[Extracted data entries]
------------------------

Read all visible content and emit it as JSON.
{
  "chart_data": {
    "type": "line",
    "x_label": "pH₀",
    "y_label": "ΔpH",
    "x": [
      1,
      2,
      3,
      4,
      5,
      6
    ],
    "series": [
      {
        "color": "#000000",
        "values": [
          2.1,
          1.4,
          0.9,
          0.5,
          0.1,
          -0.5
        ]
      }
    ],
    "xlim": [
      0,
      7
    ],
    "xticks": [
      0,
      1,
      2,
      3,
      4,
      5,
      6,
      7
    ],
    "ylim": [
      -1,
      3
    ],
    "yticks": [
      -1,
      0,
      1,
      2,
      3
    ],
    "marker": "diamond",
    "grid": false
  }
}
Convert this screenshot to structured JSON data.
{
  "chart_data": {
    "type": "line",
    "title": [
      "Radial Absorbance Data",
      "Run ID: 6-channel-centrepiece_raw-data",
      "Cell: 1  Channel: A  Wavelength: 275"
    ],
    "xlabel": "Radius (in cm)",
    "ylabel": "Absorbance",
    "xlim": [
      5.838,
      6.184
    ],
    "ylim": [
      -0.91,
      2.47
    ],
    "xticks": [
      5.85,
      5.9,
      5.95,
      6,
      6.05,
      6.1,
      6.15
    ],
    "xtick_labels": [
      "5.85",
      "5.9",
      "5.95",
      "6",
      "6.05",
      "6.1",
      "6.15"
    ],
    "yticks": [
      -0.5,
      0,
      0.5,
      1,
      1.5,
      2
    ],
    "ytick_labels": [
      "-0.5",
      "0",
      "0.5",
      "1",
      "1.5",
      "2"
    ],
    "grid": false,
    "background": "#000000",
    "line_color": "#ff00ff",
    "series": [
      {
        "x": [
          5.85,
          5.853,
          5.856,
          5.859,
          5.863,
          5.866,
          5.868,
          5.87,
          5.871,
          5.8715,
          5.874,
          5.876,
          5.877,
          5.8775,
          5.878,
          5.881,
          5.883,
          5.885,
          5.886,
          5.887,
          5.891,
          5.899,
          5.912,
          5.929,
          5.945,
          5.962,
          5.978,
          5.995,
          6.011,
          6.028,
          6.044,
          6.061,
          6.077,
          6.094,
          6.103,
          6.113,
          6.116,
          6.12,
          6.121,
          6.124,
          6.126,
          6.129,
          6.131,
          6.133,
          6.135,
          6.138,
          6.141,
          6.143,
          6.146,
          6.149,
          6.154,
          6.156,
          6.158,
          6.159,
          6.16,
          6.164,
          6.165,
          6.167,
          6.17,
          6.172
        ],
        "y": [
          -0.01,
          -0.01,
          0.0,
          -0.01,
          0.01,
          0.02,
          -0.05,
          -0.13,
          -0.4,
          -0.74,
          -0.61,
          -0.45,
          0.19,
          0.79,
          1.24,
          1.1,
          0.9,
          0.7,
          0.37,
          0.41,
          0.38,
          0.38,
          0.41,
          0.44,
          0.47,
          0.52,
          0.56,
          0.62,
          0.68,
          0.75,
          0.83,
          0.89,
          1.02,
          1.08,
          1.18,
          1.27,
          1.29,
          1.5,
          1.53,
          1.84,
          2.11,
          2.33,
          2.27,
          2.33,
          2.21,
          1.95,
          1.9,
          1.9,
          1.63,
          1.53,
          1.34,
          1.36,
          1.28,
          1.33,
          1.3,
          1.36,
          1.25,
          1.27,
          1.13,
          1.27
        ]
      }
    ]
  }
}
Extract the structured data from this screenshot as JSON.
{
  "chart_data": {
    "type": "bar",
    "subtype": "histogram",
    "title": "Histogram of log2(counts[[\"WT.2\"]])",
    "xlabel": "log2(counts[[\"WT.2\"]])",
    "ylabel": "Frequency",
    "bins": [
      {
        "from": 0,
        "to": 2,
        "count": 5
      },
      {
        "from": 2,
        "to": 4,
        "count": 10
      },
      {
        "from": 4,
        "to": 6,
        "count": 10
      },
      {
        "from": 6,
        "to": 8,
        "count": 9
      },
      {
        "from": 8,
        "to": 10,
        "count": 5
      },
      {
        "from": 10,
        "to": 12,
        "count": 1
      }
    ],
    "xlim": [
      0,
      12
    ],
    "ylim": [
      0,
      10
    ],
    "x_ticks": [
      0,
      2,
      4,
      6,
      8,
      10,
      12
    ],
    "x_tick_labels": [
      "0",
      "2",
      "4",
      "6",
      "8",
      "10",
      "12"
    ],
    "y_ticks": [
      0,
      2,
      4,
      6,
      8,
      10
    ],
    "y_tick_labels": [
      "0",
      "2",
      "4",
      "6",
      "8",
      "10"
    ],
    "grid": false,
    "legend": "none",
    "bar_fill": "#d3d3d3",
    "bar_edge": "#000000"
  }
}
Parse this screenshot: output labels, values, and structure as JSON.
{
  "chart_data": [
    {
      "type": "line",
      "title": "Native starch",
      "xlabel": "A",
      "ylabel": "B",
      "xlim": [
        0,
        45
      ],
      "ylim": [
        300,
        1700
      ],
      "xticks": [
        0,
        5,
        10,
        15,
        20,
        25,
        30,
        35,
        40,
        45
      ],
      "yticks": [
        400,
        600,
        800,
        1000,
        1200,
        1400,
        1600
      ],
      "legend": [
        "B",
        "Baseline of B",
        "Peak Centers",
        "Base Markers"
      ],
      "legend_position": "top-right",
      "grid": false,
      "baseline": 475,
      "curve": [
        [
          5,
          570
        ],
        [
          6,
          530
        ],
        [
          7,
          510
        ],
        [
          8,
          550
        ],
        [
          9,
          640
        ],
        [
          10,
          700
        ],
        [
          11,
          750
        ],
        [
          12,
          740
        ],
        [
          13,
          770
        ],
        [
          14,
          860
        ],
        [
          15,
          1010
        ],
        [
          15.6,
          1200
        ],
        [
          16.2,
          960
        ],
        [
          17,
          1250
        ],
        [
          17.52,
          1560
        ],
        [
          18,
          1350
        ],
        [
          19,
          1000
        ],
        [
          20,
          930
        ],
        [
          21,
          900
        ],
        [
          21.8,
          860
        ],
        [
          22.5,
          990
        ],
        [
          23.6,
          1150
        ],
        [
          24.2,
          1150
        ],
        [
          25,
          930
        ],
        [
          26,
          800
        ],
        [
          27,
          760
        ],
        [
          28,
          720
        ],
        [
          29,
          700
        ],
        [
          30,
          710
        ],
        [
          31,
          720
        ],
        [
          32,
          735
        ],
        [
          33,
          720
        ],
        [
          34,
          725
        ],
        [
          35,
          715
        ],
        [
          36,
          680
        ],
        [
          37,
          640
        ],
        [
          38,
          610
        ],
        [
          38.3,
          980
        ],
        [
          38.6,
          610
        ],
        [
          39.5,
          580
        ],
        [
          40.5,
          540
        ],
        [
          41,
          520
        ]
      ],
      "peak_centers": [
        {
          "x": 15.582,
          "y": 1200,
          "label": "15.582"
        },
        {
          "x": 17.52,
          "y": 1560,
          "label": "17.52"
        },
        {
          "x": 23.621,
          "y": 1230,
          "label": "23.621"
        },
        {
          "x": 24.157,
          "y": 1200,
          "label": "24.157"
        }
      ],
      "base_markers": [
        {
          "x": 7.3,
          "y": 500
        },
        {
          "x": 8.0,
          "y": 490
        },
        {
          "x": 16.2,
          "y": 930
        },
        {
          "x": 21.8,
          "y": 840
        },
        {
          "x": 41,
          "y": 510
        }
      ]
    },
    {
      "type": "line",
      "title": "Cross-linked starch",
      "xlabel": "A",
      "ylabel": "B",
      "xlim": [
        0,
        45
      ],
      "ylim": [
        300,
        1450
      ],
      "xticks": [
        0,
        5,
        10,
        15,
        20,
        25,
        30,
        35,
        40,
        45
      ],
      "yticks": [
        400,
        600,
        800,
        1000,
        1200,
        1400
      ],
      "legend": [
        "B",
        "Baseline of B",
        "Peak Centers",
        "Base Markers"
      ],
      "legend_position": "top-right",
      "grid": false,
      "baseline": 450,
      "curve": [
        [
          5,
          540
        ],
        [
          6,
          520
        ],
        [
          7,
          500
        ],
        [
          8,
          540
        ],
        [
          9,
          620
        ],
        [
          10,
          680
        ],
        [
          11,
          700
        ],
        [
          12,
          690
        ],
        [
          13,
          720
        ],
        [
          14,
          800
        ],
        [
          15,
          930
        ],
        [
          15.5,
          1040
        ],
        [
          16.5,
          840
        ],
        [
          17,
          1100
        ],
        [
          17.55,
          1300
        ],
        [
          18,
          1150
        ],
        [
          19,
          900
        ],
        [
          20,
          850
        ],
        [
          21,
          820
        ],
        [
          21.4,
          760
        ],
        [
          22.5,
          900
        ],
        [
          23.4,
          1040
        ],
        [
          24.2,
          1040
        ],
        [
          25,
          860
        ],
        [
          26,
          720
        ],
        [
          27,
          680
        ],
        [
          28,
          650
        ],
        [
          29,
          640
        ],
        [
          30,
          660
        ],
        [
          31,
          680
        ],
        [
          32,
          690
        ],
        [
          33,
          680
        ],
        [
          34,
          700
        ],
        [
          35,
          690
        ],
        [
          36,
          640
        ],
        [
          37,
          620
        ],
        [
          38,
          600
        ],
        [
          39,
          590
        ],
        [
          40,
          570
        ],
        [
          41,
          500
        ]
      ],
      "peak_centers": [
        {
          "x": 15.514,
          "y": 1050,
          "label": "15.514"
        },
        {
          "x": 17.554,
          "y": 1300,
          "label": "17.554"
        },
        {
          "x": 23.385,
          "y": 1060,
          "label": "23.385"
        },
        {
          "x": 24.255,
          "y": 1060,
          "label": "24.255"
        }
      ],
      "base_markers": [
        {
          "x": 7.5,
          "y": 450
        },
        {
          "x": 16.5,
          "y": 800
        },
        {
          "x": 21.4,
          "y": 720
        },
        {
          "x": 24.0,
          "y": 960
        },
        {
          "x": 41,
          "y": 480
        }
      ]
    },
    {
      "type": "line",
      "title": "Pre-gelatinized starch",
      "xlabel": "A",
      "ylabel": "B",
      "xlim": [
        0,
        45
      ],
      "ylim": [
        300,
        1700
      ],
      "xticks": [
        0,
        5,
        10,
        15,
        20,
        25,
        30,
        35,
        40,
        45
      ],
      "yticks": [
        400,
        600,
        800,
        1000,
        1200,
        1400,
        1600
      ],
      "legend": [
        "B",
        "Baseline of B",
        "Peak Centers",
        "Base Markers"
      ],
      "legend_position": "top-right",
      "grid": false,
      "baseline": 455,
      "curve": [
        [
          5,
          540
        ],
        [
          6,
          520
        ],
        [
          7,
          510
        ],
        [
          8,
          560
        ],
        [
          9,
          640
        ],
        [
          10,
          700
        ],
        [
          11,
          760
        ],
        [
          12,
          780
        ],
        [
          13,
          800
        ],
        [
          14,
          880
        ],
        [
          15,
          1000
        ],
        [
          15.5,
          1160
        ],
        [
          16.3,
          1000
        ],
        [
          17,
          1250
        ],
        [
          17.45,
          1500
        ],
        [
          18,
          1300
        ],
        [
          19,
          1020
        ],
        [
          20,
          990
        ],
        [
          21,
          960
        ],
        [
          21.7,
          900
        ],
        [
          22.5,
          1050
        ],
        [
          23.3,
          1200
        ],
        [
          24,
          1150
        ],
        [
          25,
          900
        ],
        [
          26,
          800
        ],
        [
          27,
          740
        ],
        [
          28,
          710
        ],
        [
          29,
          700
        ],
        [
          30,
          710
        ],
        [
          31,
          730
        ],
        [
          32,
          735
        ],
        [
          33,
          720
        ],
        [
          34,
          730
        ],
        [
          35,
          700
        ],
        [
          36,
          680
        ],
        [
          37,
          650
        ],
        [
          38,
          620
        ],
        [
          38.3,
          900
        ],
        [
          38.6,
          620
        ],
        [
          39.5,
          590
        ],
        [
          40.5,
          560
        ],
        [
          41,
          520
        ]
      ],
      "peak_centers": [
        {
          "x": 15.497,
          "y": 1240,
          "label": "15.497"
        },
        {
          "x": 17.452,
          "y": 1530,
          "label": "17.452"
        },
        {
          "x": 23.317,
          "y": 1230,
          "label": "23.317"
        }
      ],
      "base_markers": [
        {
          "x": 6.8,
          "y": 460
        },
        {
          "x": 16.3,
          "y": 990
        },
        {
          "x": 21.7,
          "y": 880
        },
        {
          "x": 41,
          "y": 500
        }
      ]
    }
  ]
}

------------------------

### Work to do:
Locate the word "screenshot" in the records above, and return each line that has it.

### Solved exercise:
Convert this screenshot to structured JSON data.
Extract the structured data from this screenshot as JSON.
Parse this screenshot: output labels, values, and structure as JSON.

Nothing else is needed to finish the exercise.